## What you will do:
Convert the data, from its first line through the line containing "Text: 653,000 XOF: 653,000", into a Markdown table with the columns Index and Entry. Put the line's number in Index and the line itself in Entry, and omit blank lines.

## Input for this task:
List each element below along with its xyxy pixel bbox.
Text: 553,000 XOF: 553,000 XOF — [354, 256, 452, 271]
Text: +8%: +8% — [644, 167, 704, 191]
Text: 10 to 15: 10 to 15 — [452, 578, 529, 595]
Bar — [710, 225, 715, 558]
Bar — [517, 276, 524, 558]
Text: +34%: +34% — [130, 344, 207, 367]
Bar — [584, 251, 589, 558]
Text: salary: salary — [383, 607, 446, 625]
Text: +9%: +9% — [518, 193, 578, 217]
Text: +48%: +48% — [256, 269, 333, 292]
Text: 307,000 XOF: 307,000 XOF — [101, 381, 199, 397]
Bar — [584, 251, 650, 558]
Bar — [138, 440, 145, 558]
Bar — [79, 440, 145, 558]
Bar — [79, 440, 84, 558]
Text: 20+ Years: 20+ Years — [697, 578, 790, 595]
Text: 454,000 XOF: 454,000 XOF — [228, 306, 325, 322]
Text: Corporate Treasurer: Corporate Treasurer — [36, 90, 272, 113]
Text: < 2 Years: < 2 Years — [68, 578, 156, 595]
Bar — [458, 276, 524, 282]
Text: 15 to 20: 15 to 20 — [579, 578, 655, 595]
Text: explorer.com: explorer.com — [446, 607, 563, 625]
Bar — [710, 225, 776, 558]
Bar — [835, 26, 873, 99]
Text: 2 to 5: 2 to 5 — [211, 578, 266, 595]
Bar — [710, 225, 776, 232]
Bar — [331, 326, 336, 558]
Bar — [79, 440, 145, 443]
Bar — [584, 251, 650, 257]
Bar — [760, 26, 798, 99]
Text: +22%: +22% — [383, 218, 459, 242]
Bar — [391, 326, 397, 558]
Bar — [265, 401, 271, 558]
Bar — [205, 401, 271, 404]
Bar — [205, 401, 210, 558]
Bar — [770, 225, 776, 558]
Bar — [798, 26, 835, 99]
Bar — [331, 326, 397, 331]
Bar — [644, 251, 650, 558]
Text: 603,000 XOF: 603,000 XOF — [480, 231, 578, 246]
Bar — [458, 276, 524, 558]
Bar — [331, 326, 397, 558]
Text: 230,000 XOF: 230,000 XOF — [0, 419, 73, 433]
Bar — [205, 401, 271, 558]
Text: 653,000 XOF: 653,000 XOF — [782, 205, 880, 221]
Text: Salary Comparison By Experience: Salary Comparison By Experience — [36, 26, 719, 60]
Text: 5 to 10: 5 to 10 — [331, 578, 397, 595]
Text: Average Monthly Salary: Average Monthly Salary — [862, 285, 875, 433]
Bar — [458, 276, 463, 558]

## Answer to the problem:
| Index | Entry |
|---|---|
| 1 | List each element below along with its xyxy pixel bbox. |
| 2 | Text: 553,000 XOF: 553,000 XOF — [354, 256, 452, 271] |
| 3 | Text: +8%: +8% — [644, 167, 704, 191] |
| 4 | Text: 10 to 15: 10 to 15 — [452, 578, 529, 595] |
| 5 | Bar — [710, 225, 715, 558] |
| 6 | Bar — [517, 276, 524, 558] |
| 7 | Text: +34%: +34% — [130, 344, 207, 367] |
| 8 | Bar — [584, 251, 589, 558] |
| 9 | Text: salary: salary — [383, 607, 446, 625] |
| 10 | Text: +9%: +9% — [518, 193, 578, 217] |
| 11 | Text: +48%: +48% — [256, 269, 333, 292] |
| 12 | Text: 307,000 XOF: 307,000 XOF — [101, 381, 199, 397] |
| 13 | Bar — [584, 251, 650, 558] |
| 14 | Bar — [138, 440, 145, 558] |
| 15 | Bar — [79, 440, 145, 558] |
| 16 | Bar — [79, 440, 84, 558] |
| 17 | Text: 20+ Years: 20+ Years — [697, 578, 790, 595] |
| 18 | Text: 454,000 XOF: 454,000 XOF — [228, 306, 325, 322] |
| 19 | Text: Corporate Treasurer: Corporate Treasurer — [36, 90, 272, 113] |
| 20 | Text: < 2 Years: < 2 Years — [68, 578, 156, 595] |
| 21 | Bar — [458, 276, 524, 282] |
| 22 | Text: 15 to 20: 15 to 20 — [579, 578, 655, 595] |
| 23 | Text: explorer.com: explorer.com — [446, 607, 563, 625] |
| 24 | Bar — [710, 225, 776, 558] |
| 25 | Bar — [835, 26, 873, 99] |
| 26 | Text: 2 to 5: 2 to 5 — [211, 578, 266, 595] |
| 27 | Bar — [710, 225, 776, 232] |
| 28 | Bar — [331, 326, 336, 558] |
| 29 | Bar — [79, 440, 145, 443] |
| 30 | Bar — [584, 251, 650, 257] |
| 31 | Bar — [760, 26, 798, 99] |
| 32 | Text: +22%: +22% — [383, 218, 459, 242] |
| 33 | Bar — [391, 326, 397, 558] |
| 34 | Bar — [265, 401, 271, 558] |
| 35 | Bar — [205, 401, 271, 404] |
| 36 | Bar — [205, 401, 210, 558] |
| 37 | Bar — [770, 225, 776, 558] |
| 38 | Bar — [798, 26, 835, 99] |
| 39 | Bar — [331, 326, 397, 331] |
| 40 | Bar — [644, 251, 650, 558] |
| 41 | Text: 603,000 XOF: 603,000 XOF — [480, 231, 578, 246] |
| 42 | Bar — [458, 276, 524, 558] |
| 43 | Bar — [331, 326, 397, 558] |
| 44 | Text: 230,000 XOF: 230,000 XOF — [0, 419, 73, 433] |
| 45 | Bar — [205, 401, 271, 558] |
| 46 | Text: 653,000 XOF: 653,000 XOF — [782, 205, 880, 221] |